--- Required work ---
Copy out each line of the data holding "семьи".

********************

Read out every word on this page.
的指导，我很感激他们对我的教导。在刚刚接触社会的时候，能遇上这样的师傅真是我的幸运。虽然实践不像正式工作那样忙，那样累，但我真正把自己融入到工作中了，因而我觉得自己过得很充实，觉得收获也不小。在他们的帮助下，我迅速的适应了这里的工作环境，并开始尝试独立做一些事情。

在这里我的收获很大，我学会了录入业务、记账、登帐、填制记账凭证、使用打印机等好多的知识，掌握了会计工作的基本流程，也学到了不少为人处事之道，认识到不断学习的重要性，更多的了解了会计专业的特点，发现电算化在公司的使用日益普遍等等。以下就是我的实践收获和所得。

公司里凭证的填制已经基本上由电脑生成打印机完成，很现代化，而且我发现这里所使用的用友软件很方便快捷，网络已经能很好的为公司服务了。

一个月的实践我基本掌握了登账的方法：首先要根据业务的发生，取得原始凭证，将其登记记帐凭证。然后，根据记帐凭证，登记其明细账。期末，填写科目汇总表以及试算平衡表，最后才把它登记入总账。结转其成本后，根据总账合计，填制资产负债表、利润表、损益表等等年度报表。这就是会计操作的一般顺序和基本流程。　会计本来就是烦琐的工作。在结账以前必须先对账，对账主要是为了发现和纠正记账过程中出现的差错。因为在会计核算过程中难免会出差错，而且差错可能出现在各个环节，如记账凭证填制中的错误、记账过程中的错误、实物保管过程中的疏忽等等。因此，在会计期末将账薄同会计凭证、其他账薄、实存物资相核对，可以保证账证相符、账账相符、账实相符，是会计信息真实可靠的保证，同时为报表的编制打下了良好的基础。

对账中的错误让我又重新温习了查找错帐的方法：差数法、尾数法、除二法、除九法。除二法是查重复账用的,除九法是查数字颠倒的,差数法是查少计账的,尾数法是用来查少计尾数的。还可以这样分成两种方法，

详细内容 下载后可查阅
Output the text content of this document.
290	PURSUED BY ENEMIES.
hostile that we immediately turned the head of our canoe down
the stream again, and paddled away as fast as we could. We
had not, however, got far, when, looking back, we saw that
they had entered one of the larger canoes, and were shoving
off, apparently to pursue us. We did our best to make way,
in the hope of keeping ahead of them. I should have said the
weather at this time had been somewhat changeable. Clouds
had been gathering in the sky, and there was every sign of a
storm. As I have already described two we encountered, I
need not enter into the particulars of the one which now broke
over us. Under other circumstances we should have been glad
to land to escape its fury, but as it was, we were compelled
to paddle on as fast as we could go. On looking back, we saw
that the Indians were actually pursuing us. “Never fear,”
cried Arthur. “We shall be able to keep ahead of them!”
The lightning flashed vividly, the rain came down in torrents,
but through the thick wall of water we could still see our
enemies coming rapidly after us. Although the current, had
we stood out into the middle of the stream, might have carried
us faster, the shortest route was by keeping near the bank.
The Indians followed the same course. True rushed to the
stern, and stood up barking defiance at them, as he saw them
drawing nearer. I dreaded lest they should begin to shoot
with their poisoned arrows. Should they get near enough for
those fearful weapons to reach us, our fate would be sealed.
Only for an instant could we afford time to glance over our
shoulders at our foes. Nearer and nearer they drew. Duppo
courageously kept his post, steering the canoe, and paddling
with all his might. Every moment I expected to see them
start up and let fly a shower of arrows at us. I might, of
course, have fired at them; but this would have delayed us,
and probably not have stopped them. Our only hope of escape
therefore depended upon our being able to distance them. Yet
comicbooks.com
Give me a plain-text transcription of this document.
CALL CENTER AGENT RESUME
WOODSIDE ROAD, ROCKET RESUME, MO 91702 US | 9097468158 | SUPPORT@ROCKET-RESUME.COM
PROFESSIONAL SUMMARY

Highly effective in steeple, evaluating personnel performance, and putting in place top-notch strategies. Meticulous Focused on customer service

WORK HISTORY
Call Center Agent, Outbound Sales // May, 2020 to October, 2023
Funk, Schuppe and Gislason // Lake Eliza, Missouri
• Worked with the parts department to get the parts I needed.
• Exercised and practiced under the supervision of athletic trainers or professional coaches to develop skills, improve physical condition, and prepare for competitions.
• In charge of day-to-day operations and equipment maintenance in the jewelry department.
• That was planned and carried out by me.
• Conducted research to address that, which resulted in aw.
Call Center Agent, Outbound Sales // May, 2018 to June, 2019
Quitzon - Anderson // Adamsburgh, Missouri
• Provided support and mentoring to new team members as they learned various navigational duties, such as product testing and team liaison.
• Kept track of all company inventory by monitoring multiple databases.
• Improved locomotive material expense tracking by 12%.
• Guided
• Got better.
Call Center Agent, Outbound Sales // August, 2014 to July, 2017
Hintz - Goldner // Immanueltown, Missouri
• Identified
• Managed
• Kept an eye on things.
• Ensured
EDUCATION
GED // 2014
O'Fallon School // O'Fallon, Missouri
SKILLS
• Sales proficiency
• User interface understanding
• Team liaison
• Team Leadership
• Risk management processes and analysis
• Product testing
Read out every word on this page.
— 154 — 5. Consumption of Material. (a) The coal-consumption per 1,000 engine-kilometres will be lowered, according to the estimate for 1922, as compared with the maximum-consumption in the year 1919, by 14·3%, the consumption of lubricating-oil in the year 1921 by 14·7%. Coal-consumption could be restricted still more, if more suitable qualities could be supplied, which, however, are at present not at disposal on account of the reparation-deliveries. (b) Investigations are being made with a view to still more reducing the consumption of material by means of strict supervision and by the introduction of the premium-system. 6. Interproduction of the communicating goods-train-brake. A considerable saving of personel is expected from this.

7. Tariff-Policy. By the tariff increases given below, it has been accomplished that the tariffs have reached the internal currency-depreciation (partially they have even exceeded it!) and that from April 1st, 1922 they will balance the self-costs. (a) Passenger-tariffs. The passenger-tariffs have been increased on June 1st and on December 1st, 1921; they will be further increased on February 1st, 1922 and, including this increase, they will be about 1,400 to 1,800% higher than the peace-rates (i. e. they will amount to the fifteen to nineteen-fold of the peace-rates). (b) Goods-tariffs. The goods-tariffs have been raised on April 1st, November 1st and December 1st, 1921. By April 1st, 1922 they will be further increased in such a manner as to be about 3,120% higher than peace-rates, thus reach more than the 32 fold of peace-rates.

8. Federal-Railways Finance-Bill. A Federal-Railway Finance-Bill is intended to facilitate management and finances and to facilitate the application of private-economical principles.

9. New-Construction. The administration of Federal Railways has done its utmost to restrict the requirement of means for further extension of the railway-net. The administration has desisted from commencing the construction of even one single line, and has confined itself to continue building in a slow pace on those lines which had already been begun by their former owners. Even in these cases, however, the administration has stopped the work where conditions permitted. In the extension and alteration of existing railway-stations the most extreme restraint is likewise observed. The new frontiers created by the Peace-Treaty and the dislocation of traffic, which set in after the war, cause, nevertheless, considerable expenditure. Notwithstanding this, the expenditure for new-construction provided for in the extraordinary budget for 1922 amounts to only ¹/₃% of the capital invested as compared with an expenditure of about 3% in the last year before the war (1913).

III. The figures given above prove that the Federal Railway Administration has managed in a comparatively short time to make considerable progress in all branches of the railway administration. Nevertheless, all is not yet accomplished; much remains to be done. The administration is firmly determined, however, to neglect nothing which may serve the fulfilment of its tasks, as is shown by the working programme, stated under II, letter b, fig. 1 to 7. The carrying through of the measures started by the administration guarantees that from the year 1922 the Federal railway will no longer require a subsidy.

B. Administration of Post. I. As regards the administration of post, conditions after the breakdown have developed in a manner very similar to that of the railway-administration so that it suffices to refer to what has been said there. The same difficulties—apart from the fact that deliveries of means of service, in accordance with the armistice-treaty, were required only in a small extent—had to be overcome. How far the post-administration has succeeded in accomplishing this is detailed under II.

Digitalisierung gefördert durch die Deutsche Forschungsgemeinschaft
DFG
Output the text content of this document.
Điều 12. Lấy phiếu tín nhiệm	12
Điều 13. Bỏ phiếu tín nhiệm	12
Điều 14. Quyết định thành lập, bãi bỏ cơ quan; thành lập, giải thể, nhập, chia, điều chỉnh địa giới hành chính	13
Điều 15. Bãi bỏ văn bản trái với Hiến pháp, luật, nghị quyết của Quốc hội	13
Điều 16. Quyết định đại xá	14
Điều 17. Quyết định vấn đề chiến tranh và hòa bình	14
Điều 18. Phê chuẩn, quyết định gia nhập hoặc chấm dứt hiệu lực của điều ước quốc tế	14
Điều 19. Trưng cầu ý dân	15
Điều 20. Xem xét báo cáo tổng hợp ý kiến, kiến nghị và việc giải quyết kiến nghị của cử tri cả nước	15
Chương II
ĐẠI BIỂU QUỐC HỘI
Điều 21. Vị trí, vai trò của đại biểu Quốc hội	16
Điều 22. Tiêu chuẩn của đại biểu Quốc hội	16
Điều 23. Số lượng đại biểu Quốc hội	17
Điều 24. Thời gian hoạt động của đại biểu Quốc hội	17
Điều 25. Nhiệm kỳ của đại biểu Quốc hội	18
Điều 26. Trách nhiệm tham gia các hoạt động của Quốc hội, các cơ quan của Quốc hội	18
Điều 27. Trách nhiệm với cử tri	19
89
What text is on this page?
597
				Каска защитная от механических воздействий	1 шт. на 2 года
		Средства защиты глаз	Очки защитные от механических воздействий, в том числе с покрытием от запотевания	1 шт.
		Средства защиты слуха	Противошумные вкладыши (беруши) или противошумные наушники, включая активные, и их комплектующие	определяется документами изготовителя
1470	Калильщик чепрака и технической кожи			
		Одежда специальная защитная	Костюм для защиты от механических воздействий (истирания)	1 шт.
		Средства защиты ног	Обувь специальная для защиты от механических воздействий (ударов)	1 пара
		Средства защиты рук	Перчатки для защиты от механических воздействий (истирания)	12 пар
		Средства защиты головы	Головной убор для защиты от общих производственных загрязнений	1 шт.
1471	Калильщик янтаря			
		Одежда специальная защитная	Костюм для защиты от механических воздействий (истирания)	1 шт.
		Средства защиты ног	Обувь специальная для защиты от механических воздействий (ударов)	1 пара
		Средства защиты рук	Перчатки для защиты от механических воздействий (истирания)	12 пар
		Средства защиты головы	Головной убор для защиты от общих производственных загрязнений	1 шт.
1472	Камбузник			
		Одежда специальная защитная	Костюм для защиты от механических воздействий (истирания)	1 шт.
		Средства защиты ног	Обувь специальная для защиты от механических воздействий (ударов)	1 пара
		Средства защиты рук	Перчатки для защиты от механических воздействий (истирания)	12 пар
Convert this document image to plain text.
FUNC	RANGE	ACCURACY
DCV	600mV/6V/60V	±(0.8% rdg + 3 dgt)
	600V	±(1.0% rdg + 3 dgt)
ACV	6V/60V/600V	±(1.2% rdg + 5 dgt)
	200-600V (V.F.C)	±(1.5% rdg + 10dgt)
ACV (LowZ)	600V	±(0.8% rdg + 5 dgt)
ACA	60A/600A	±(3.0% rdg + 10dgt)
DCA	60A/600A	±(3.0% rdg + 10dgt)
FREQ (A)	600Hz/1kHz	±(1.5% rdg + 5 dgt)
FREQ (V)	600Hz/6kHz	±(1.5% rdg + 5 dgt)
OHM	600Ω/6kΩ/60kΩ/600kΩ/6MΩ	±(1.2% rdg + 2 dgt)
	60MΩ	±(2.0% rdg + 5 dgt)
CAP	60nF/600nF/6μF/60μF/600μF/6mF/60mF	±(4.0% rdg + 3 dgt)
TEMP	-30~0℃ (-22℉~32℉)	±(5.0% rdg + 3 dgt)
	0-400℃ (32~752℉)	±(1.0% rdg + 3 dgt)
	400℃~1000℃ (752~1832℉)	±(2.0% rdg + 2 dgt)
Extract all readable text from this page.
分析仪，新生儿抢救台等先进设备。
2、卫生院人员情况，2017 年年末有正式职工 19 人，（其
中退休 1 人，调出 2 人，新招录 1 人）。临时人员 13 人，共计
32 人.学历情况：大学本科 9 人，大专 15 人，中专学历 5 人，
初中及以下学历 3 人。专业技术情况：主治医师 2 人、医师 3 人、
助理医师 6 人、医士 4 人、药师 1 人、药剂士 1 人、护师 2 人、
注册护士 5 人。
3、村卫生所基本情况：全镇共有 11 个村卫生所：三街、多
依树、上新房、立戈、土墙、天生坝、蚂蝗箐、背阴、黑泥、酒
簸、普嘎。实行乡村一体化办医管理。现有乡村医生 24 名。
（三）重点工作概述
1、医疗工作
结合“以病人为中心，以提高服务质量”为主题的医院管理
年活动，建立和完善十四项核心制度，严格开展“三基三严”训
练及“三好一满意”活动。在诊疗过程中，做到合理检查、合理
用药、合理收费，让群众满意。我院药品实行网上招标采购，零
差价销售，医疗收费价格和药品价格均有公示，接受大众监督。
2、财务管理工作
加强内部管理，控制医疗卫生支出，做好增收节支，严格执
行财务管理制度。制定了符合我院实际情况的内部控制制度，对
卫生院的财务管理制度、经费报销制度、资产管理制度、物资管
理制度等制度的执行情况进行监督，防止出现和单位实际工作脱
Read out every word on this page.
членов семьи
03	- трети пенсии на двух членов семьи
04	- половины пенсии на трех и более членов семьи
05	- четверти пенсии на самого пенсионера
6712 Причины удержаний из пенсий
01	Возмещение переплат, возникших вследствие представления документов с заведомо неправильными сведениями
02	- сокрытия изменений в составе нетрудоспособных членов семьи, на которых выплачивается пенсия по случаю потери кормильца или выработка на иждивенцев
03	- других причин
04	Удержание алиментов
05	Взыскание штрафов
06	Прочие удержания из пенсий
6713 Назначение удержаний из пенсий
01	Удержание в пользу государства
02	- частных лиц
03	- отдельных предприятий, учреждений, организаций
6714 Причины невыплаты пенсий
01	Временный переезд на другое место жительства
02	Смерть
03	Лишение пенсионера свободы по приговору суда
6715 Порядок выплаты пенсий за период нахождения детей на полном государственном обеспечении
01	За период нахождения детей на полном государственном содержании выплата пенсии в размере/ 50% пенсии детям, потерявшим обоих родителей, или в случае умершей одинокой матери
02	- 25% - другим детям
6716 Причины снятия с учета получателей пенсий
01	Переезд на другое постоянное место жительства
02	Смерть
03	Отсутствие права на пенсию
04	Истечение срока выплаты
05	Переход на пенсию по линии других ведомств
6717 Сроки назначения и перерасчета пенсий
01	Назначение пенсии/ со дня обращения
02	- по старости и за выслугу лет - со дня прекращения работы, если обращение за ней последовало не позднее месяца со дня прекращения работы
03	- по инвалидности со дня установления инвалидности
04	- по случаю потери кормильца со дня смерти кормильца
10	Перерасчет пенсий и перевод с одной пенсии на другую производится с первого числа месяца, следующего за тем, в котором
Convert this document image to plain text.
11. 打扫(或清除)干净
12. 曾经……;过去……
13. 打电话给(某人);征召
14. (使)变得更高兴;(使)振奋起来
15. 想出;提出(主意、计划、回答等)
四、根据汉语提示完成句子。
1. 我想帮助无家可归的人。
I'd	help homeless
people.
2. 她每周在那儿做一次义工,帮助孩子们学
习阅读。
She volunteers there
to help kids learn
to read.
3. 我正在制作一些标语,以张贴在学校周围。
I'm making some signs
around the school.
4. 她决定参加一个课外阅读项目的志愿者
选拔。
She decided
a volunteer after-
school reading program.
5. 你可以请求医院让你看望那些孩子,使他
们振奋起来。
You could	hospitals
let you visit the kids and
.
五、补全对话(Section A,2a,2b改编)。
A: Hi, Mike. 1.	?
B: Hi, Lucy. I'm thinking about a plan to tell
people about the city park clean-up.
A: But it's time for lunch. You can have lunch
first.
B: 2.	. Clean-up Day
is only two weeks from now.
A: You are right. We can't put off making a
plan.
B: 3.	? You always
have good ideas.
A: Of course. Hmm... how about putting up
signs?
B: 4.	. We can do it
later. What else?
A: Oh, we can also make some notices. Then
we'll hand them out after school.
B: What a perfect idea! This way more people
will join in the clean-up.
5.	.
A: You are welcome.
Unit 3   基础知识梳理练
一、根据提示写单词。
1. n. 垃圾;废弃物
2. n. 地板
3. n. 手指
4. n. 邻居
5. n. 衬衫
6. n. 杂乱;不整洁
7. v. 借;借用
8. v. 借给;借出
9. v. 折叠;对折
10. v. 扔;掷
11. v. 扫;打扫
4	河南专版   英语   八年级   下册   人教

********************

--- Answer in full ---
членов семьи
03	- трети пенсии на двух членов семьи
04	- половины пенсии на трех и более членов семьи
02	- сокрытия изменений в составе нетрудоспособных членов семьи, на которых выплачивается пенсия по случаю потери кормильца или выработка на иждивенцев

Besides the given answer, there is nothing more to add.